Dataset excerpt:
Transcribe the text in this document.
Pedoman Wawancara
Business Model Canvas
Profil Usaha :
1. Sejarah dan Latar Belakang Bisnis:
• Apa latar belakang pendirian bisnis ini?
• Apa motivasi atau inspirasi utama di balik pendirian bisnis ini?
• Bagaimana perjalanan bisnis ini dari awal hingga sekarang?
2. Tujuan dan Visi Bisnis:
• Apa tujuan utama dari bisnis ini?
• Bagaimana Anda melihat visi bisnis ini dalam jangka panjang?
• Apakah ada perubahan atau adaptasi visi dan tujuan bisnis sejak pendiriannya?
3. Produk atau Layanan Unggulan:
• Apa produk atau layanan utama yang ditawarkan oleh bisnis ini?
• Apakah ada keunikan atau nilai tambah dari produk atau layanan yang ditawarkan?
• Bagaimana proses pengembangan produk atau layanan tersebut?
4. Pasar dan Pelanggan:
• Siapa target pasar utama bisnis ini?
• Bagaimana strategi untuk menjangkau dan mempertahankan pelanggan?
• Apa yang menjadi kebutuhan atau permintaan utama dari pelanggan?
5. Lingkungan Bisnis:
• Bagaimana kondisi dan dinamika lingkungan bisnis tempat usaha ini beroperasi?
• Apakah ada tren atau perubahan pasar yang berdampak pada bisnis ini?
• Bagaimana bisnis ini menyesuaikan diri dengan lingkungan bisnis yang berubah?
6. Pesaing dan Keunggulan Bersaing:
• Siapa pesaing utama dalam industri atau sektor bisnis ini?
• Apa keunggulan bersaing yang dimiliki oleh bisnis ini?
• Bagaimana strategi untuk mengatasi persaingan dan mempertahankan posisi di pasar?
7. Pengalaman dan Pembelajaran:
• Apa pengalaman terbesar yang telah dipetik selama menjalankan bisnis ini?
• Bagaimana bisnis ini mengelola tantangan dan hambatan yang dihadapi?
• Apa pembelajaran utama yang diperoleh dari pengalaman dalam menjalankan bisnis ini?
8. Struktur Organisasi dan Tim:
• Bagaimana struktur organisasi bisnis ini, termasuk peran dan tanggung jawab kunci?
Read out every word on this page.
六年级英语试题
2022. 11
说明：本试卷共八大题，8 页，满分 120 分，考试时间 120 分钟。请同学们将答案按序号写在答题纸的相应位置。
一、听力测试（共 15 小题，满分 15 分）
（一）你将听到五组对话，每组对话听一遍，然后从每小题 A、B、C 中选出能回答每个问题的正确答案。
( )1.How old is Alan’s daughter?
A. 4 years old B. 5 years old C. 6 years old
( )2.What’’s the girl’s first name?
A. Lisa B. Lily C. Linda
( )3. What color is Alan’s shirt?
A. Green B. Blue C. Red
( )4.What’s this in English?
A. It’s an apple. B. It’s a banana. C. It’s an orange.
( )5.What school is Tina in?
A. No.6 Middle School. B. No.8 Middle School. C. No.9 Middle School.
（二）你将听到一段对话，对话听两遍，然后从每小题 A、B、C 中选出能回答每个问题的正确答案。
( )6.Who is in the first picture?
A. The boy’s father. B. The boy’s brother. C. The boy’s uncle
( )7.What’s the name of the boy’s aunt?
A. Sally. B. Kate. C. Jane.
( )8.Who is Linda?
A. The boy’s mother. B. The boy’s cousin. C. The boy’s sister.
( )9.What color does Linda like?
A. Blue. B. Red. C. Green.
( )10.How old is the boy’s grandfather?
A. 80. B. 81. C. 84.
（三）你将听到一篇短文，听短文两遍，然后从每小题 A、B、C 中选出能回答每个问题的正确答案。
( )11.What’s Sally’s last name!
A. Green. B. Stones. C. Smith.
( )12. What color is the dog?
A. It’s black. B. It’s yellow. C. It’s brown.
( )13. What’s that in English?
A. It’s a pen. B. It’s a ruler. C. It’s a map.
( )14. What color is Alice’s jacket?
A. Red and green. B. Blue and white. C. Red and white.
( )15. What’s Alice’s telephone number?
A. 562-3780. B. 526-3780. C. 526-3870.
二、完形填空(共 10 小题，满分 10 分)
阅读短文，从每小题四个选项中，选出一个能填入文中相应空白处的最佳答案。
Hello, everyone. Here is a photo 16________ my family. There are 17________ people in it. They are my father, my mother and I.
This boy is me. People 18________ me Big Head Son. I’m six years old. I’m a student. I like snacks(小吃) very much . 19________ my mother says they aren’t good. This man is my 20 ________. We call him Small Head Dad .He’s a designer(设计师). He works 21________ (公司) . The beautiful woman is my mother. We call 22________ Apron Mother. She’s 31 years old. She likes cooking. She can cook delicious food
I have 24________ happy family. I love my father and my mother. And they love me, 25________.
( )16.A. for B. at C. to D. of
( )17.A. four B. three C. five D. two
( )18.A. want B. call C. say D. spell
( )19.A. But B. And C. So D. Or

**SET PROBLEM**
Tally up the lines in the preceding listing that contain the string "然后从每小题". Respond with the number and nothing else.

**RESULT**
3